* **Data entries for graphics**:
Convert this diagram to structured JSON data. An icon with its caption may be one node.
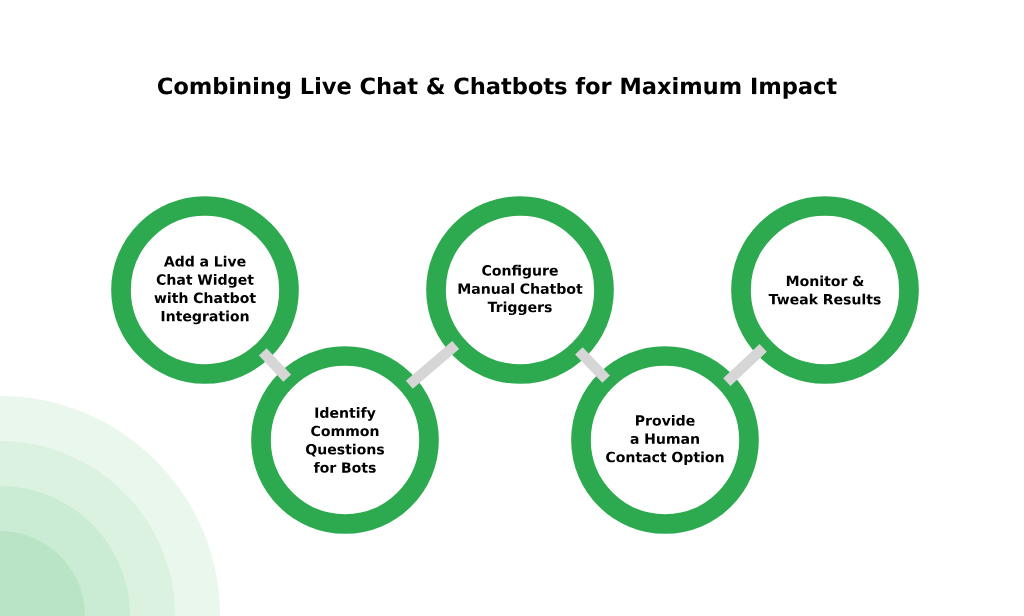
{
  "diagram": {
    "title": "Combining Live Chat & Chatbots for Maximum Impact",
    "nodes": [
      {
        "text": [
          "Add a Live Chat Widget with Chatbot Integration"
        ]
      },
      {
        "text": [
          "Identify Common Questions for Bots"
        ]
      },
      {
        "text": [
          "Configure Manual Chatbot Triggers"
        ]
      },
      {
        "text": [
          "Provide a Human Contact Option"
        ]
      },
      {
        "text": [
          "Monitor & Tweak Results"
        ]
      }
    ],
    "edges": [
      {
        "from": 0,
        "to": 1,
        "arrow": "none"
      },
      {
        "from": 1,
        "to": 2,
        "arrow": "none"
      },
      {
        "from": 2,
        "to": 3,
        "arrow": "none"
      },
      {
        "from": 3,
        "to": 4,
        "arrow": "none"
      }
    ]
  }
}
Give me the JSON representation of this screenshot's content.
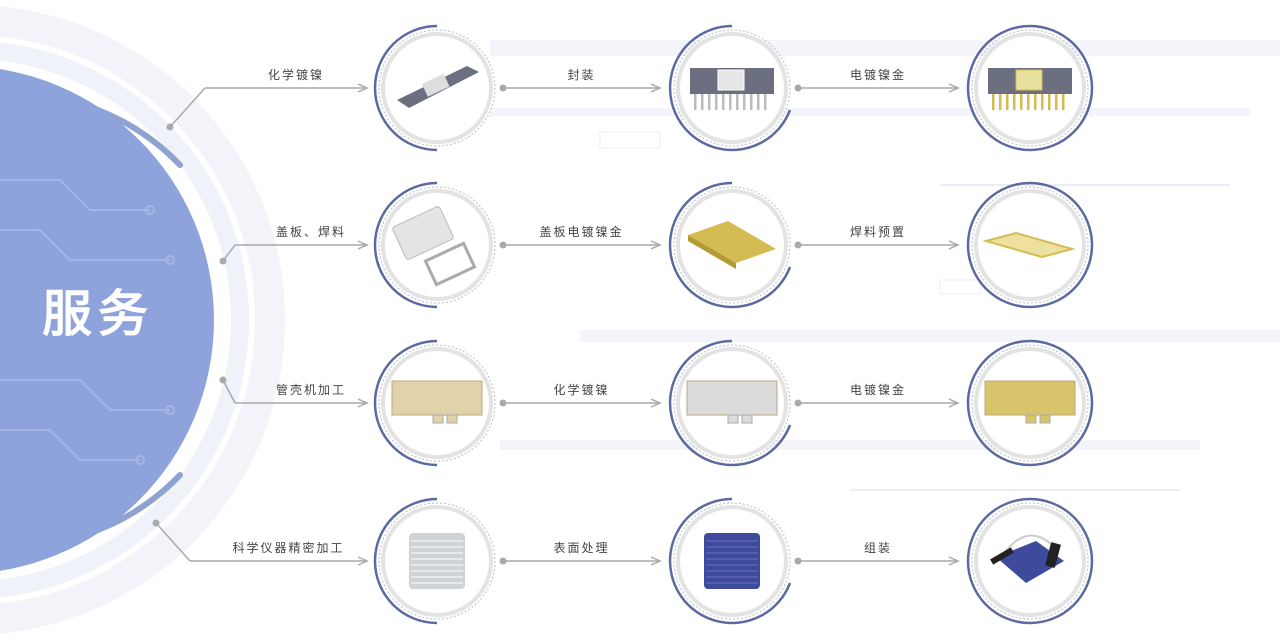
{
  "title": "服务",
  "colors": {
    "accent": "#8ea3dc",
    "ring": "#5d6aa0",
    "line": "#a9a9a9",
    "bg_tech": "#eef1f9"
  },
  "rows": [
    {
      "source_label": "化学镀镍",
      "steps": [
        {
          "product": "ceramic-package-icon"
        },
        {
          "label": "封装",
          "product": "dip-package-icon"
        },
        {
          "label": "电镀镍金",
          "product": "gold-dip-package-icon"
        }
      ]
    },
    {
      "source_label": "盖板、焊料",
      "steps": [
        {
          "product": "lid-and-preform-icon"
        },
        {
          "label": "盖板电镀镍金",
          "product": "gold-lid-icon"
        },
        {
          "label": "焊料预置",
          "product": "preform-lid-icon"
        }
      ]
    },
    {
      "source_label": "管壳机加工",
      "steps": [
        {
          "product": "machined-housing-icon"
        },
        {
          "label": "化学镀镍",
          "product": "nickel-housing-icon"
        },
        {
          "label": "电镀镍金",
          "product": "gold-housing-icon"
        }
      ]
    },
    {
      "source_label": "科学仪器精密加工",
      "steps": [
        {
          "product": "aluminum-enclosure-icon"
        },
        {
          "label": "表面处理",
          "product": "anodized-enclosure-icon"
        },
        {
          "label": "组装",
          "product": "assembled-device-icon"
        }
      ]
    }
  ]
}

* **To be done**: Report only the number of lines that hold the string "JSON" in this listing.

* **Result**: 2